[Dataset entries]
================

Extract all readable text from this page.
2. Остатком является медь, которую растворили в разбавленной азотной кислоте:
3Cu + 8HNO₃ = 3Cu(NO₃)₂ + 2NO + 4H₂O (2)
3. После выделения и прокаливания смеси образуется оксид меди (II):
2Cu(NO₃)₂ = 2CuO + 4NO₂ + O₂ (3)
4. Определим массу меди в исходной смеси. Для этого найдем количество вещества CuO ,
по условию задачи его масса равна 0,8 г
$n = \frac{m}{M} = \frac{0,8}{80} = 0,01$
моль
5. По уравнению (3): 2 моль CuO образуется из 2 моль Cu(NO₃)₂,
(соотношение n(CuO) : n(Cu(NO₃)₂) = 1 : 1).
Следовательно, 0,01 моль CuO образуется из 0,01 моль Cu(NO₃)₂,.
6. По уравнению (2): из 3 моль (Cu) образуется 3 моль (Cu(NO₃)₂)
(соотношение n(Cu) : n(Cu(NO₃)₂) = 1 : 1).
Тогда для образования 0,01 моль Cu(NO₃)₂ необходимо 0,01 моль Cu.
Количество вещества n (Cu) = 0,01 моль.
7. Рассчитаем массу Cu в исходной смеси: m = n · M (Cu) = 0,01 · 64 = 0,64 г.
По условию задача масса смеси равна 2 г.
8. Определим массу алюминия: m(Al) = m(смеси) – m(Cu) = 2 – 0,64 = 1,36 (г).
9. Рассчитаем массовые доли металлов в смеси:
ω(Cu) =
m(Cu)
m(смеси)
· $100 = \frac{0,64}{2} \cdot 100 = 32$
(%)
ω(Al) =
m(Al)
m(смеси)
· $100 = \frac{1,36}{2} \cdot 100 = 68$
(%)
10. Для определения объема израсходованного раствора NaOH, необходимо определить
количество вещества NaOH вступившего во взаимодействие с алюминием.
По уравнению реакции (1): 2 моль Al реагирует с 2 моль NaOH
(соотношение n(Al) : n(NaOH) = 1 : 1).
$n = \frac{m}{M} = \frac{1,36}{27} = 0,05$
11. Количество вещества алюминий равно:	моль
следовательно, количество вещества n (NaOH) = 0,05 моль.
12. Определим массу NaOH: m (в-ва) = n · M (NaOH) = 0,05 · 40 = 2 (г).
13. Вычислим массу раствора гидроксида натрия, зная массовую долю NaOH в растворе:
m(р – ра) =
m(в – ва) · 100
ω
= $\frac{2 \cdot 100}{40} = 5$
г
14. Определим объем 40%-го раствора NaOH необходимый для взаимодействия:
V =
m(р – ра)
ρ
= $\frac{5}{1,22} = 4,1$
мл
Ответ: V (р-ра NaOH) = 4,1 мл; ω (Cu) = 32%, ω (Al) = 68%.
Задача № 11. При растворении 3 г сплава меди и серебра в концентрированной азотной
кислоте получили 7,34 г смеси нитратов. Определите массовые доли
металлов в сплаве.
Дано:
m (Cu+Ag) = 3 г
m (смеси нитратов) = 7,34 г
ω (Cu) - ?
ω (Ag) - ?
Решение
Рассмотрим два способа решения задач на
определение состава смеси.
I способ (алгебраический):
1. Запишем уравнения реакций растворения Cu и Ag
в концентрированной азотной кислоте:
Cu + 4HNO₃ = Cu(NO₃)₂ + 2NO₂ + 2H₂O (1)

================

§ **TO DO**
Transcribe all of the lines in the records precisely.

§ **ANSWER TO THIS EXERCISE**
Extract all readable text from this page.
2. Остатком является медь, которую растворили в разбавленной азотной кислоте:
3Cu + 8HNO₃ = 3Cu(NO₃)₂ + 2NO + 4H₂O (2)
3. После выделения и прокаливания смеси образуется оксид меди (II):
2Cu(NO₃)₂ = 2CuO + 4NO₂ + O₂ (3)
4. Определим массу меди в исходной смеси. Для этого найдем количество вещества CuO ,
по условию задачи его масса равна 0,8 г
$n = \frac{m}{M} = \frac{0,8}{80} = 0,01$
моль
5. По уравнению (3): 2 моль CuO образуется из 2 моль Cu(NO₃)₂,
(соотношение n(CuO) : n(Cu(NO₃)₂) = 1 : 1).
Следовательно, 0,01 моль CuO образуется из 0,01 моль Cu(NO₃)₂,.
6. По уравнению (2): из 3 моль (Cu) образуется 3 моль (Cu(NO₃)₂)
(соотношение n(Cu) : n(Cu(NO₃)₂) = 1 : 1).
Тогда для образования 0,01 моль Cu(NO₃)₂ необходимо 0,01 моль Cu.
Количество вещества n (Cu) = 0,01 моль.
7. Рассчитаем массу Cu в исходной смеси: m = n · M (Cu) = 0,01 · 64 = 0,64 г.
По условию задача масса смеси равна 2 г.
8. Определим массу алюминия: m(Al) = m(смеси) – m(Cu) = 2 – 0,64 = 1,36 (г).
9. Рассчитаем массовые доли металлов в смеси:
ω(Cu) =
m(Cu)
m(смеси)
· $100 = \frac{0,64}{2} \cdot 100 = 32$
(%)
ω(Al) =
m(Al)
m(смеси)
· $100 = \frac{1,36}{2} \cdot 100 = 68$
(%)
10. Для определения объема израсходованного раствора NaOH, необходимо определить
количество вещества NaOH вступившего во взаимодействие с алюминием.
По уравнению реакции (1): 2 моль Al реагирует с 2 моль NaOH
(соотношение n(Al) : n(NaOH) = 1 : 1).
$n = \frac{m}{M} = \frac{1,36}{27} = 0,05$
11. Количество вещества алюминий равно:	моль
следовательно, количество вещества n (NaOH) = 0,05 моль.
12. Определим массу NaOH: m (в-ва) = n · M (NaOH) = 0,05 · 40 = 2 (г).
13. Вычислим массу раствора гидроксида натрия, зная массовую долю NaOH в растворе:
m(р – ра) =
m(в – ва) · 100
ω
= $\frac{2 \cdot 100}{40} = 5$
г
14. Определим объем 40%-го раствора NaOH необходимый для взаимодействия:
V =
m(р – ра)
ρ
= $\frac{5}{1,22} = 4,1$
мл
Ответ: V (р-ра NaOH) = 4,1 мл; ω (Cu) = 32%, ω (Al) = 68%.
Задача № 11. При растворении 3 г сплава меди и серебра в концентрированной азотной
кислоте получили 7,34 г смеси нитратов. Определите массовые доли
металлов в сплаве.
Дано:
m (Cu+Ag) = 3 г
m (смеси нитратов) = 7,34 г
ω (Cu) - ?
ω (Ag) - ?
Решение
Рассмотрим два способа решения задач на
определение состава смеси.
I способ (алгебраический):
1. Запишем уравнения реакций растворения Cu и Ag
в концентрированной азотной кислоте:
Cu + 4HNO₃ = Cu(NO₃)₂ + 2NO₂ + 2H₂O (1)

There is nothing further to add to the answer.